━━━ Provided data

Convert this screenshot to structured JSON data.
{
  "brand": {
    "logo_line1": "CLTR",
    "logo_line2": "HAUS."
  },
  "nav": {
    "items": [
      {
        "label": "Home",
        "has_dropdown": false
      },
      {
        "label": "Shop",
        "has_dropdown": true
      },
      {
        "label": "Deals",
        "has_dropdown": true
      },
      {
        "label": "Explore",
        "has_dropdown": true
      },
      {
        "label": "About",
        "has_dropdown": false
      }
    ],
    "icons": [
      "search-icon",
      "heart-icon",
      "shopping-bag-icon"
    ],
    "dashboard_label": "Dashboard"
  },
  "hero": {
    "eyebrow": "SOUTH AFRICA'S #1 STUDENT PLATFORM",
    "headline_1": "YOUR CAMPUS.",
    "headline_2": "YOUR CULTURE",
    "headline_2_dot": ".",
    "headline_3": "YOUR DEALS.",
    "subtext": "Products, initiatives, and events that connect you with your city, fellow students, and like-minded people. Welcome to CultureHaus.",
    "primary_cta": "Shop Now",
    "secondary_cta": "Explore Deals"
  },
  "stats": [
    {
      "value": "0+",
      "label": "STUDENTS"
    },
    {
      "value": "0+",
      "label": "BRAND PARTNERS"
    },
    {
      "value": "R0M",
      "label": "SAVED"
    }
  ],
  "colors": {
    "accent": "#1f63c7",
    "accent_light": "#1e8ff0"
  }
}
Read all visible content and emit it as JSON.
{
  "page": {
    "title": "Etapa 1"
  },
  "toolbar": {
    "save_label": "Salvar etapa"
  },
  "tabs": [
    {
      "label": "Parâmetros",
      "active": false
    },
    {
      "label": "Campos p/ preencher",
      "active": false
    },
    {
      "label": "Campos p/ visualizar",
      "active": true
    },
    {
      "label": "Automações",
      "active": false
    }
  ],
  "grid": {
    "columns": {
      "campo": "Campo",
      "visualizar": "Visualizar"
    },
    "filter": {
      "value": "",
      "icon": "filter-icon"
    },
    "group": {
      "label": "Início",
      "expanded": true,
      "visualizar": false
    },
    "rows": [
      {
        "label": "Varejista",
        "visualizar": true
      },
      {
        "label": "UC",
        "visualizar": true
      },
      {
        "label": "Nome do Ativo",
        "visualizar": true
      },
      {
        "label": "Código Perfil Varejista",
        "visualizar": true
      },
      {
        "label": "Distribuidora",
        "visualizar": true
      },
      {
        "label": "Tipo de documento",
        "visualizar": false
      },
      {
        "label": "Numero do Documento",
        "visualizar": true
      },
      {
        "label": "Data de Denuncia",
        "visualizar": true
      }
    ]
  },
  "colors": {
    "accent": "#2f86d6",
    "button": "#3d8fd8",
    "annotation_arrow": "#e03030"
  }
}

━━━━━━

# [What this task involves]
In the records above, how many lines include "JSON"? Give that number and nothing more.

# [Solved exercise]
2